*Task requirements*: Transcribe each line exactly.

*Dataset rows*:
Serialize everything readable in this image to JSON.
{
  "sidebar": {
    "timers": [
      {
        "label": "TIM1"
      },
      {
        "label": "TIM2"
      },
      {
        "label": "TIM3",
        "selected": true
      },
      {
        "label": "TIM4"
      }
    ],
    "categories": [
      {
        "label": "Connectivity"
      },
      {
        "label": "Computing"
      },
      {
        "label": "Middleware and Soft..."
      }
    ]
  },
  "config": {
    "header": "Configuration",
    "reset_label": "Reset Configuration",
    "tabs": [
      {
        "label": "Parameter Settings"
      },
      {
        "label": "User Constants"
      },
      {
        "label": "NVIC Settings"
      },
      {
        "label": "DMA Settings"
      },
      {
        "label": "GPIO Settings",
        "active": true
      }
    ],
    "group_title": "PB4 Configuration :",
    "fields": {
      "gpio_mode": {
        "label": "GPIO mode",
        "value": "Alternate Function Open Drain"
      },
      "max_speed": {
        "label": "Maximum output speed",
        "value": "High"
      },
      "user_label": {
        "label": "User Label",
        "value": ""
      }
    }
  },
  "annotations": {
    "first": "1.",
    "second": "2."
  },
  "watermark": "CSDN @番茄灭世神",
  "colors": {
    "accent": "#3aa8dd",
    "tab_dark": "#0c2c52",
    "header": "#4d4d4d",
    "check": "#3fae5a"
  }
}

*Correct output*:
Serialize everything readable in this image to JSON.
{
  "sidebar": {
    "timers": [
      {
        "label": "TIM1"
      },
      {
        "label": "TIM2"
      },
      {
        "label": "TIM3",
        "selected": true
      },
      {
        "label": "TIM4"
      }
    ],
    "categories": [
      {
        "label": "Connectivity"
      },
      {
        "label": "Computing"
      },
      {
        "label": "Middleware and Soft..."
      }
    ]
  },
  "config": {
    "header": "Configuration",
    "reset_label": "Reset Configuration",
    "tabs": [
      {
        "label": "Parameter Settings"
      },
      {
        "label": "User Constants"
      },
      {
        "label": "NVIC Settings"
      },
      {
        "label": "DMA Settings"
      },
      {
        "label": "GPIO Settings",
        "active": true
      }
    ],
    "group_title": "PB4 Configuration :",
    "fields": {
      "gpio_mode": {
        "label": "GPIO mode",
        "value": "Alternate Function Open Drain"
      },
      "max_speed": {
        "label": "Maximum output speed",
        "value": "High"
      },
      "user_label": {
        "label": "User Label",
        "value": ""
      }
    }
  },
  "annotations": {
    "first": "1.",
    "second": "2."
  },
  "watermark": "CSDN @番茄灭世神",
  "colors": {
    "accent": "#3aa8dd",
    "tab_dark": "#0c2c52",
    "header": "#4d4d4d",
    "check": "#3fae5a"
  }
}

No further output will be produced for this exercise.